Prompt
Copy out each line of the material below that holds the string "found".

Entries provided
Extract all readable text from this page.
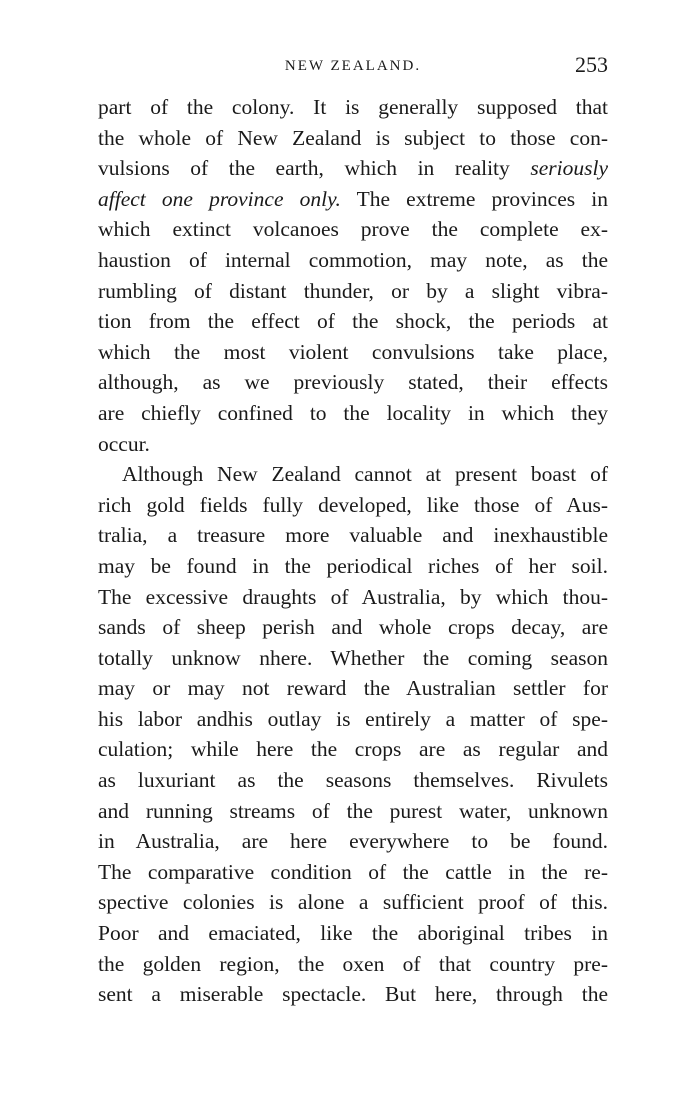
NEW ZEALAND.	253
part of the colony. It is generally supposed that
the whole of New Zealand is subject to those con-
vulsions of the earth, which in reality seriously
affect one province only. The extreme provinces in
which extinct volcanoes prove the complete ex-
haustion of internal commotion, may note, as the
rumbling of distant thunder, or by a slight vibra-
tion from the effect of the shock, the periods at
which the most violent convulsions take place,
although, as we previously stated, their effects
are chiefly confined to the locality in which they
occur.
Although New Zealand cannot at present boast of
rich gold fields fully developed, like those of Aus-
tralia, a treasure more valuable and inexhaustible
may be found in the periodical riches of her soil.
The excessive draughts of Australia, by which thou-
sands of sheep perish and whole crops decay, are
totally unknow nhere. Whether the coming season
may or may not reward the Australian settler for
his labor andhis outlay is entirely a matter of spe-
culation; while here the crops are as regular and
as luxuriant as the seasons themselves. Rivulets
and running streams of the purest water, unknown
in Australia, are here everywhere to be found.
The comparative condition of the cattle in the re-
spective colonies is alone a sufficient proof of this.
Poor and emaciated, like the aboriginal tribes in
the golden region, the oxen of that country pre-
sent a miserable spectacle. But here, through the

Task response
may be found in the periodical riches of her soil.
in Australia, are here everywhere to be found.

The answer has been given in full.